• **Stated exercise**: Write the count of lines that contain the word "Rallison" and nothing else.

:: Source records ::

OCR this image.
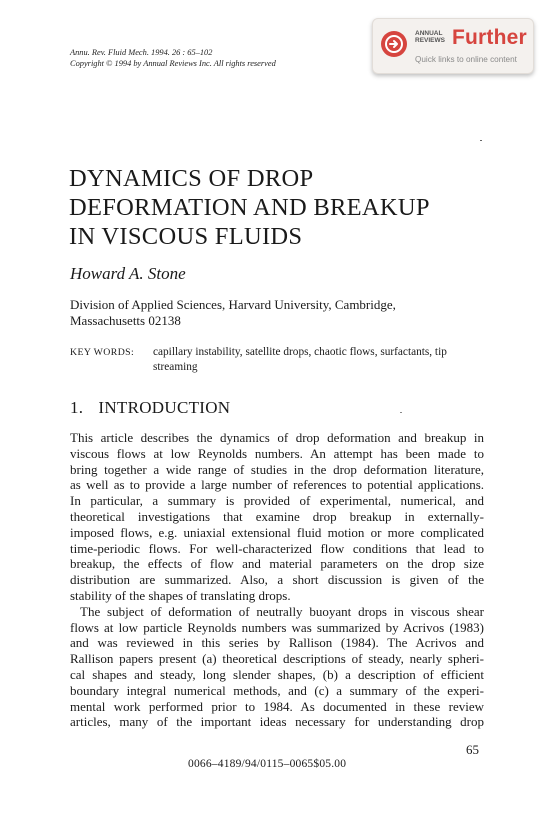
Annu. Rev. Fluid Mech. 1994. 26 : 65–102
Copyright © 1994 by Annual Reviews Inc. All rights reserved
ANNUAL REVIEWS Further
Quick links to online content
DYNAMICS OF DROP
DEFORMATION AND BREAKUP
IN VISCOUS FLUIDS
Howard A. Stone
Division of Applied Sciences, Harvard University, Cambridge,
Massachusetts 02138
KEY WORDS: capillary instability, satellite drops, chaotic flows, surfactants, tip
streaming
1. INTRODUCTION
This article describes the dynamics of drop deformation and breakup in
viscous flows at low Reynolds numbers. An attempt has been made to
bring together a wide range of studies in the drop deformation literature,
as well as to provide a large number of references to potential applications.
In particular, a summary is provided of experimental, numerical, and
theoretical investigations that examine drop breakup in externally-
imposed flows, e.g. uniaxial extensional fluid motion or more complicated
time-periodic flows. For well-characterized flow conditions that lead to
breakup, the effects of flow and material parameters on the drop size
distribution are summarized. Also, a short discussion is given of the
stability of the shapes of translating drops.
The subject of deformation of neutrally buoyant drops in viscous shear
flows at low particle Reynolds numbers was summarized by Acrivos (1983)
and was reviewed in this series by Rallison (1984). The Acrivos and
Rallison papers present (a) theoretical descriptions of steady, nearly spheri-
cal shapes and steady, long slender shapes, (b) a description of efficient
boundary integral numerical methods, and (c) a summary of the experi-
mental work performed prior to 1984. As documented in these review
articles, many of the important ideas necessary for understanding drop
65
0066–4189/94/0115–0065$05.00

:::

• **Task output**: 2